# What the exercise asks
Leave out the pictures and copy everything else in the entries exactly.

# Supplied records
____________________
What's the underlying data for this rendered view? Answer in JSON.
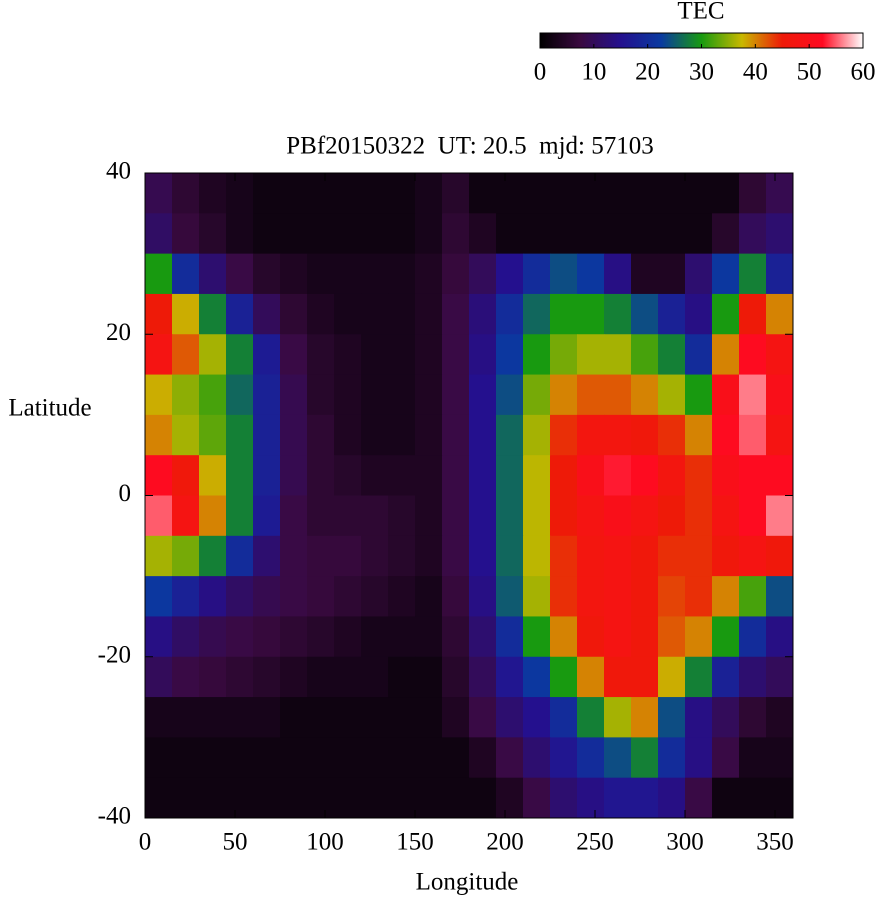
{
  "chart_data": {
    "type": "heatmap",
    "title": "PBf20150322  UT: 20.5  mjd: 57103",
    "x_label": "Longitude",
    "y_label": "Latitude",
    "x": [
      7.5,
      22.5,
      37.5,
      52.5,
      67.5,
      82.5,
      97.5,
      112.5,
      127.5,
      142.5,
      157.5,
      172.5,
      187.5,
      202.5,
      217.5,
      232.5,
      247.5,
      262.5,
      277.5,
      292.5,
      307.5,
      322.5,
      337.5,
      352.5
    ],
    "y": [
      37.5,
      32.5,
      27.5,
      22.5,
      17.5,
      12.5,
      7.5,
      2.5,
      -2.5,
      -7.5,
      -12.5,
      -17.5,
      -22.5,
      -27.5,
      -32.5,
      -37.5
    ],
    "values": [
      [
        9,
        6,
        4,
        3,
        2,
        2,
        2,
        2,
        2,
        2,
        3,
        5,
        2,
        2,
        2,
        2,
        2,
        2,
        2,
        2,
        2,
        2,
        6,
        9
      ],
      [
        11,
        7,
        5,
        3,
        2,
        2,
        2,
        2,
        2,
        2,
        3,
        6,
        4,
        2,
        2,
        2,
        2,
        2,
        2,
        2,
        2,
        5,
        10,
        12
      ],
      [
        30,
        20,
        12,
        8,
        5,
        4,
        3,
        3,
        3,
        3,
        4,
        7,
        10,
        15,
        20,
        24,
        22,
        14,
        4,
        4,
        12,
        22,
        28,
        18
      ],
      [
        45,
        38,
        28,
        18,
        10,
        6,
        4,
        3,
        3,
        3,
        4,
        8,
        13,
        20,
        26,
        30,
        30,
        28,
        24,
        18,
        14,
        30,
        45,
        40
      ],
      [
        48,
        42,
        36,
        28,
        17,
        8,
        5,
        4,
        3,
        3,
        4,
        8,
        14,
        22,
        30,
        34,
        36,
        36,
        32,
        28,
        20,
        40,
        52,
        48
      ],
      [
        38,
        35,
        32,
        26,
        18,
        9,
        5,
        4,
        3,
        3,
        4,
        8,
        15,
        24,
        34,
        40,
        42,
        42,
        40,
        36,
        30,
        50,
        56,
        50
      ],
      [
        40,
        36,
        33,
        28,
        18,
        9,
        6,
        4,
        3,
        3,
        4,
        8,
        15,
        26,
        36,
        44,
        47,
        47,
        46,
        44,
        40,
        52,
        55,
        48
      ],
      [
        52,
        46,
        38,
        28,
        18,
        9,
        6,
        5,
        4,
        4,
        4,
        8,
        15,
        26,
        37,
        45,
        50,
        53,
        52,
        47,
        44,
        50,
        52,
        52
      ],
      [
        55,
        48,
        40,
        28,
        17,
        8,
        6,
        6,
        6,
        5,
        4,
        8,
        15,
        26,
        37,
        45,
        48,
        50,
        48,
        45,
        44,
        48,
        52,
        56
      ],
      [
        36,
        34,
        28,
        20,
        12,
        8,
        7,
        7,
        6,
        5,
        4,
        8,
        15,
        26,
        37,
        44,
        47,
        48,
        46,
        44,
        44,
        46,
        48,
        46
      ],
      [
        22,
        18,
        14,
        11,
        9,
        8,
        7,
        6,
        5,
        4,
        3,
        7,
        14,
        25,
        36,
        44,
        47,
        48,
        46,
        43,
        44,
        40,
        32,
        24
      ],
      [
        14,
        11,
        9,
        8,
        7,
        6,
        5,
        4,
        3,
        3,
        3,
        6,
        12,
        20,
        30,
        40,
        46,
        48,
        46,
        42,
        40,
        30,
        20,
        14
      ],
      [
        10,
        8,
        7,
        6,
        5,
        4,
        3,
        3,
        3,
        2,
        2,
        5,
        10,
        16,
        22,
        30,
        40,
        46,
        46,
        38,
        28,
        18,
        12,
        10
      ],
      [
        3,
        3,
        3,
        3,
        3,
        2,
        2,
        2,
        2,
        2,
        2,
        4,
        8,
        12,
        15,
        20,
        28,
        36,
        40,
        24,
        14,
        10,
        6,
        4
      ],
      [
        2,
        2,
        2,
        2,
        2,
        2,
        2,
        2,
        2,
        2,
        2,
        2,
        4,
        8,
        12,
        16,
        20,
        24,
        28,
        20,
        14,
        8,
        3,
        3
      ],
      [
        2,
        2,
        2,
        2,
        2,
        2,
        2,
        2,
        2,
        2,
        2,
        2,
        2,
        4,
        8,
        12,
        14,
        16,
        16,
        14,
        8,
        2,
        2,
        2
      ]
    ],
    "xlim": [
      0,
      360
    ],
    "ylim": [
      -40,
      40
    ],
    "xticks": [
      0,
      50,
      100,
      150,
      200,
      250,
      300,
      350
    ],
    "yticks": [
      -40,
      -20,
      0,
      20,
      40
    ],
    "colorbar": {
      "label": "TEC",
      "lim": [
        0,
        60
      ],
      "ticks": [
        0,
        10,
        20,
        30,
        40,
        50,
        60
      ]
    },
    "colormap": [
      "#000000",
      "#3a0a40",
      "#24108e",
      "#0a3aa0",
      "#189a10",
      "#c8b800",
      "#ee1a08",
      "#ff0a22",
      "#ffffff"
    ]
  }
}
____________________
# Correct output
What's the underlying data for this rendered view? Answer in JSON.
{
  "chart_data": {
    "type": "heatmap",
    "title": "PBf20150322  UT: 20.5  mjd: 57103",
    "x_label": "Longitude",
    "y_label": "Latitude",
    "x": [
      7.5,
      22.5,
      37.5,
      52.5,
      67.5,
      82.5,
      97.5,
      112.5,
      127.5,
      142.5,
      157.5,
      172.5,
      187.5,
      202.5,
      217.5,
      232.5,
      247.5,
      262.5,
      277.5,
      292.5,
      307.5,
      322.5,
      337.5,
      352.5
    ],
    "y": [
      37.5,
      32.5,
      27.5,
      22.5,
      17.5,
      12.5,
      7.5,
      2.5,
      -2.5,
      -7.5,
      -12.5,
      -17.5,
      -22.5,
      -27.5,
      -32.5,
      -37.5
    ],
    "values": [
      [
        9,
        6,
        4,
        3,
        2,
        2,
        2,
        2,
        2,
        2,
        3,
        5,
        2,
        2,
        2,
        2,
        2,
        2,
        2,
        2,
        2,
        2,
        6,
        9
      ],
      [
        11,
        7,
        5,
        3,
        2,
        2,
        2,
        2,
        2,
        2,
        3,
        6,
        4,
        2,
        2,
        2,
        2,
        2,
        2,
        2,
        2,
        5,
        10,
        12
      ],
      [
        30,
        20,
        12,
        8,
        5,
        4,
        3,
        3,
        3,
        3,
        4,
        7,
        10,
        15,
        20,
        24,
        22,
        14,
        4,
        4,
        12,
        22,
        28,
        18
      ],
      [
        45,
        38,
        28,
        18,
        10,
        6,
        4,
        3,
        3,
        3,
        4,
        8,
        13,
        20,
        26,
        30,
        30,
        28,
        24,
        18,
        14,
        30,
        45,
        40
      ],
      [
        48,
        42,
        36,
        28,
        17,
        8,
        5,
        4,
        3,
        3,
        4,
        8,
        14,
        22,
        30,
        34,
        36,
        36,
        32,
        28,
        20,
        40,
        52,
        48
      ],
      [
        38,
        35,
        32,
        26,
        18,
        9,
        5,
        4,
        3,
        3,
        4,
        8,
        15,
        24,
        34,
        40,
        42,
        42,
        40,
        36,
        30,
        50,
        56,
        50
      ],
      [
        40,
        36,
        33,
        28,
        18,
        9,
        6,
        4,
        3,
        3,
        4,
        8,
        15,
        26,
        36,
        44,
        47,
        47,
        46,
        44,
        40,
        52,
        55,
        48
      ],
      [
        52,
        46,
        38,
        28,
        18,
        9,
        6,
        5,
        4,
        4,
        4,
        8,
        15,
        26,
        37,
        45,
        50,
        53,
        52,
        47,
        44,
        50,
        52,
        52
      ],
      [
        55,
        48,
        40,
        28,
        17,
        8,
        6,
        6,
        6,
        5,
        4,
        8,
        15,
        26,
        37,
        45,
        48,
        50,
        48,
        45,
        44,
        48,
        52,
        56
      ],
      [
        36,
        34,
        28,
        20,
        12,
        8,
        7,
        7,
        6,
        5,
        4,
        8,
        15,
        26,
        37,
        44,
        47,
        48,
        46,
        44,
        44,
        46,
        48,
        46
      ],
      [
        22,
        18,
        14,
        11,
        9,
        8,
        7,
        6,
        5,
        4,
        3,
        7,
        14,
        25,
        36,
        44,
        47,
        48,
        46,
        43,
        44,
        40,
        32,
        24
      ],
      [
        14,
        11,
        9,
        8,
        7,
        6,
        5,
        4,
        3,
        3,
        3,
        6,
        12,
        20,
        30,
        40,
        46,
        48,
        46,
        42,
        40,
        30,
        20,
        14
      ],
      [
        10,
        8,
        7,
        6,
        5,
        4,
        3,
        3,
        3,
        2,
        2,
        5,
        10,
        16,
        22,
        30,
        40,
        46,
        46,
        38,
        28,
        18,
        12,
        10
      ],
      [
        3,
        3,
        3,
        3,
        3,
        2,
        2,
        2,
        2,
        2,
        2,
        4,
        8,
        12,
        15,
        20,
        28,
        36,
        40,
        24,
        14,
        10,
        6,
        4
      ],
      [
        2,
        2,
        2,
        2,
        2,
        2,
        2,
        2,
        2,
        2,
        2,
        2,
        4,
        8,
        12,
        16,
        20,
        24,
        28,
        20,
        14,
        8,
        3,
        3
      ],
      [
        2,
        2,
        2,
        2,
        2,
        2,
        2,
        2,
        2,
        2,
        2,
        2,
        2,
        4,
        8,
        12,
        14,
        16,
        16,
        14,
        8,
        2,
        2,
        2
      ]
    ],
    "xlim": [
      0,
      360
    ],
    "ylim": [
      -40,
      40
    ],
    "xticks": [
      0,
      50,
      100,
      150,
      200,
      250,
      300,
      350
    ],
    "yticks": [
      -40,
      -20,
      0,
      20,
      40
    ],
    "colorbar": {
      "label": "TEC",
      "lim": [
        0,
        60
      ],
      "ticks": [
        0,
        10,
        20,
        30,
        40,
        50,
        60
      ]
    },
    "colormap": [
      "#000000",
      "#3a0a40",
      "#24108e",
      "#0a3aa0",
      "#189a10",
      "#c8b800",
      "#ee1a08",
      "#ff0a22",
      "#ffffff"
    ]
  }
}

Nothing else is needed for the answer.